↓↓↓
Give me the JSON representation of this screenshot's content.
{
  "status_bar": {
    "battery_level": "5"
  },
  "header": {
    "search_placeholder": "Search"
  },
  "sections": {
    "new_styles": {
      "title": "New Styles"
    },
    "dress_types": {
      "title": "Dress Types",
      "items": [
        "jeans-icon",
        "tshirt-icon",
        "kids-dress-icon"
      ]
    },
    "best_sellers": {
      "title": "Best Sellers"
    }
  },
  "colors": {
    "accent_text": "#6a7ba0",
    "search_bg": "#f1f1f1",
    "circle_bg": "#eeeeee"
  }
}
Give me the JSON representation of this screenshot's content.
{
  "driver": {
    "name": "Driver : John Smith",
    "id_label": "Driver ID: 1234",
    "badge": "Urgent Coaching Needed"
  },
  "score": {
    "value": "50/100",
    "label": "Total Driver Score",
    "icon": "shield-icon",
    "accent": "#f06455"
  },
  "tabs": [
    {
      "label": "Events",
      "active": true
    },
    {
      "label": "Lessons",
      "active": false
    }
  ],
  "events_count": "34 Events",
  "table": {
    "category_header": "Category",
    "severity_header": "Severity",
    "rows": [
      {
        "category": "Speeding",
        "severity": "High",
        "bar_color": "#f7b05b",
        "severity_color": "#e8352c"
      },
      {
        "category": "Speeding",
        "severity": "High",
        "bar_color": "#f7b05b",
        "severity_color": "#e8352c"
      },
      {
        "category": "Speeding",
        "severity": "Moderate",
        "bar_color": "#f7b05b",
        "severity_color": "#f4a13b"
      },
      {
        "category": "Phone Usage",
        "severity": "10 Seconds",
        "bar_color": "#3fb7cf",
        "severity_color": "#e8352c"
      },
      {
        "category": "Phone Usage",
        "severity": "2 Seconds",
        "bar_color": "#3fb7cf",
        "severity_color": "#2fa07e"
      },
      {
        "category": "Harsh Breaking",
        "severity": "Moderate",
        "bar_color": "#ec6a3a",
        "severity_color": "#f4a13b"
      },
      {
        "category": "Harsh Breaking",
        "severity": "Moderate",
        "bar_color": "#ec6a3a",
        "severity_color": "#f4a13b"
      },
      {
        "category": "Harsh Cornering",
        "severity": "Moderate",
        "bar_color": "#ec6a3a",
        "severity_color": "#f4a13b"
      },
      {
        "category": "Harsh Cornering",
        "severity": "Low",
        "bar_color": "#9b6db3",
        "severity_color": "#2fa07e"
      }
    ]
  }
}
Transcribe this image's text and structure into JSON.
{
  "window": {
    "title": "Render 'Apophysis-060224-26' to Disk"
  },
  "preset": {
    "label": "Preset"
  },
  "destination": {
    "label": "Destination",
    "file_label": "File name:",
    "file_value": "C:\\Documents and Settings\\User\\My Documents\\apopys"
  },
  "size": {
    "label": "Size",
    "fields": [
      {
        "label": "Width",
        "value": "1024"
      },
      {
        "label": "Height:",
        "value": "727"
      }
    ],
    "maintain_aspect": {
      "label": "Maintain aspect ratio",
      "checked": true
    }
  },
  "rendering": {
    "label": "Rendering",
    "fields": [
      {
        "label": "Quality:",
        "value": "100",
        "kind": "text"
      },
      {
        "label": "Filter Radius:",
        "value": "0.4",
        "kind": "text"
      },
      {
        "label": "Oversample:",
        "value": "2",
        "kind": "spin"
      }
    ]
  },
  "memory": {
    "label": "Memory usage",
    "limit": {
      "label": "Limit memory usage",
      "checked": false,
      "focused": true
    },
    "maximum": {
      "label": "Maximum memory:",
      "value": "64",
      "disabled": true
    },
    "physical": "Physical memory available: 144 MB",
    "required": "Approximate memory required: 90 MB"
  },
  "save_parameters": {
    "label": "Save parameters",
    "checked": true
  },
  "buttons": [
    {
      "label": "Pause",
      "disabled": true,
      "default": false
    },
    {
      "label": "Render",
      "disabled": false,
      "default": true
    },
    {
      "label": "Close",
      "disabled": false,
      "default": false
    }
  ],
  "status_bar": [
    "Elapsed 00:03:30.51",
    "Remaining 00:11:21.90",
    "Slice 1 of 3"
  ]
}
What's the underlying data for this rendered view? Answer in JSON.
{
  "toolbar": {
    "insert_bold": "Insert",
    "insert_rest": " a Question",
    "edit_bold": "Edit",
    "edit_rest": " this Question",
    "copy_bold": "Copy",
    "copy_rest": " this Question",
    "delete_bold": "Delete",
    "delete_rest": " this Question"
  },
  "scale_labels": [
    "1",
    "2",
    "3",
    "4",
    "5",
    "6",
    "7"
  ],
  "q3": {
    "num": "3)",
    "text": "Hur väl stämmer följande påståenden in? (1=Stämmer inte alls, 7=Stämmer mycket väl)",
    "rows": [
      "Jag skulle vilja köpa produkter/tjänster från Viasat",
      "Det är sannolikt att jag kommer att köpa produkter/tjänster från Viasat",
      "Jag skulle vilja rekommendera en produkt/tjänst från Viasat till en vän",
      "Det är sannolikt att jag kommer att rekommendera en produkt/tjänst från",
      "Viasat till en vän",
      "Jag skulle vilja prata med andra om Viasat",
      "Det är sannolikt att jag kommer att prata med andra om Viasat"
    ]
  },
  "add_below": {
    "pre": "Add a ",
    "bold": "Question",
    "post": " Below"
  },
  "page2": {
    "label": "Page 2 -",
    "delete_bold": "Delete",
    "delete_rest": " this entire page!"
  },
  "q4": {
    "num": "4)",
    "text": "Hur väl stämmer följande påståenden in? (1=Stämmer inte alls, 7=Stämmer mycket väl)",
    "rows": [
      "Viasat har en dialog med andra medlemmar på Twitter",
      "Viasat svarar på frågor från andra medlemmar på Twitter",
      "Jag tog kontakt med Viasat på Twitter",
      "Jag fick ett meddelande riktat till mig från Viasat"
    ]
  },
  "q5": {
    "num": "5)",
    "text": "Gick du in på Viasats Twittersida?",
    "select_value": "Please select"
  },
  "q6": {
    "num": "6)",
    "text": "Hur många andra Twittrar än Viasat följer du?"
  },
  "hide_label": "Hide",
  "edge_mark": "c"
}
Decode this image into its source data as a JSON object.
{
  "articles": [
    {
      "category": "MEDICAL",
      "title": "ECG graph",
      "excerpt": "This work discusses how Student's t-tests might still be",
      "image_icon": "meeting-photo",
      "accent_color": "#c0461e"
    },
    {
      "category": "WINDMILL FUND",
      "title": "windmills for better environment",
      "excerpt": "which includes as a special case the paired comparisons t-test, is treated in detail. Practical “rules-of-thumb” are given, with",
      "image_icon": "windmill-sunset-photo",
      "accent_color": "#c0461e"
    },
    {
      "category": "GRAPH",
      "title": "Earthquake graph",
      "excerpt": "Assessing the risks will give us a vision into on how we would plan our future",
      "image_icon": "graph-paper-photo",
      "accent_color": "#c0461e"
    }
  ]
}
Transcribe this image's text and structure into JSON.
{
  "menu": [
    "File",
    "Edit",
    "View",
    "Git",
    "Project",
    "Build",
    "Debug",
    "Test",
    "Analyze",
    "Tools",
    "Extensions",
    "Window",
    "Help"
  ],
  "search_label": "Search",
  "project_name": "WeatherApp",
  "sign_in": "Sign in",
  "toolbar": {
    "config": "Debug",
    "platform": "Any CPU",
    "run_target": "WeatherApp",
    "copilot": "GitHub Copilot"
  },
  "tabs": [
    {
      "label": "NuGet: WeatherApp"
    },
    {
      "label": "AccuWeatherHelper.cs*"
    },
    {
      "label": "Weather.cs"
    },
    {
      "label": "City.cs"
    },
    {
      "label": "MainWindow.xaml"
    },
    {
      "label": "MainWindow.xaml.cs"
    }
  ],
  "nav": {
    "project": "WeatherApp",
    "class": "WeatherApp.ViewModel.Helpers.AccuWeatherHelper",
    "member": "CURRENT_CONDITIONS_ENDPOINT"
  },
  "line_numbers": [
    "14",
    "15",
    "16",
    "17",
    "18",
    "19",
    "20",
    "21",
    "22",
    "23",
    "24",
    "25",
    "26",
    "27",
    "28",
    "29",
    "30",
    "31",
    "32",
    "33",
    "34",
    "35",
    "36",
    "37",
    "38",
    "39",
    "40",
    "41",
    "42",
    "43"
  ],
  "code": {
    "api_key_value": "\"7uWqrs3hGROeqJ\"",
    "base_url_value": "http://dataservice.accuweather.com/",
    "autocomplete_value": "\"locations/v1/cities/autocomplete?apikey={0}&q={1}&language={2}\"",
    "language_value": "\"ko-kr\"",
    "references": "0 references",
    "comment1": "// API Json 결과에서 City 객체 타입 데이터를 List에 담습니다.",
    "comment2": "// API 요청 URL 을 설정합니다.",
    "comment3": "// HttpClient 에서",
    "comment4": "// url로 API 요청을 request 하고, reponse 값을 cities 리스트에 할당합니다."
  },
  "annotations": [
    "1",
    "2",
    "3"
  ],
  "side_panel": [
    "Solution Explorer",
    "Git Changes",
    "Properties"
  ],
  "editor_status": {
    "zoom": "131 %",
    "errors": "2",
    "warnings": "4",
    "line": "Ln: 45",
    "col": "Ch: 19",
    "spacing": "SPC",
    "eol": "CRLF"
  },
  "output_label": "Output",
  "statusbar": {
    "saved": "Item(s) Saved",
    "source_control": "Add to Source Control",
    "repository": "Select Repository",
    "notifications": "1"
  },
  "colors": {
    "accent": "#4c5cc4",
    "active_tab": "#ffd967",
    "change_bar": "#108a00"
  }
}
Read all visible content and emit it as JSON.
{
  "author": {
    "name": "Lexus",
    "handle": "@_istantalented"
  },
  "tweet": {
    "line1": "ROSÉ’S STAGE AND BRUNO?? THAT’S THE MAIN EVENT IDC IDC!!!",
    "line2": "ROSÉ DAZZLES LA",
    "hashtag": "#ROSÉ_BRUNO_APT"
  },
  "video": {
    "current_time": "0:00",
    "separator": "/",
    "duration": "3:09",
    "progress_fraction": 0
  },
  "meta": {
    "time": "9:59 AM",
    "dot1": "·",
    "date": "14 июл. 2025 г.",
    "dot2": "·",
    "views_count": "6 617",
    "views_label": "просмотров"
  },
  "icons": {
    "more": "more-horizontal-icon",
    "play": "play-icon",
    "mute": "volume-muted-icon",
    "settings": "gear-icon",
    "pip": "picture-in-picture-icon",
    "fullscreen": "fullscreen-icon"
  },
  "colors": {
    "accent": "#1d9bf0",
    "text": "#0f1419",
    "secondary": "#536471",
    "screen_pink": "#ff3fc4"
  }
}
↑↑↑
What is the number of lines in the records that contain the word "cities"? Answer with the number and nothing else.

Exercise solution: 2